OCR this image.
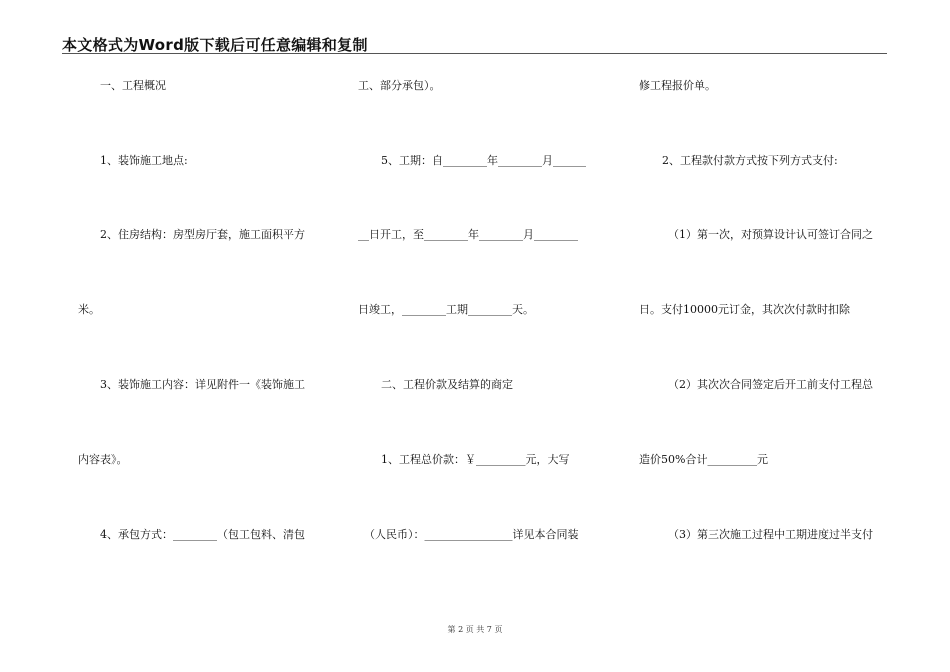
本文格式为Word版下载后可任意编辑和复制
一、工程概况
1、装饰施工地点:
2、住房结构：房型房厅套，施工面积平方
米。
3、装饰施工内容：详见附件一《装饰施工
内容表》。
4、承包方式：________（包工包料、清包
工、部分承包）。
5、工期：自________年________月______
__日开工，至________年________月________
日竣工，________工期________天。
二、工程价款及结算的商定
1、工程总价款：￥_________元，大写
（人民币）：________________详见本合同装
修工程报价单。
2、工程款付款方式按下列方式支付:
（1）第一次，对预算设计认可签订合同之
日。支付10000元订金，其次次付款时扣除
（2）其次次合同签定后开工前支付工程总
造价50%合计_________元
（3）第三次施工过程中工期进度过半支付
第 2 页 共 7 页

□ □ □ □

#### The task:
Output the entries above exactly. Drop the pictures.

#### Reply:
OCR this image.
本文格式为Word版下载后可任意编辑和复制
一、工程概况
1、装饰施工地点:
2、住房结构：房型房厅套，施工面积平方
米。
3、装饰施工内容：详见附件一《装饰施工
内容表》。
4、承包方式：________（包工包料、清包
工、部分承包）。
5、工期：自________年________月______
__日开工，至________年________月________
日竣工，________工期________天。
二、工程价款及结算的商定
1、工程总价款：￥_________元，大写
（人民币）：________________详见本合同装
修工程报价单。
2、工程款付款方式按下列方式支付:
（1）第一次，对预算设计认可签订合同之
日。支付10000元订金，其次次付款时扣除
（2）其次次合同签定后开工前支付工程总
造价50%合计_________元
（3）第三次施工过程中工期进度过半支付
第 2 页 共 7 页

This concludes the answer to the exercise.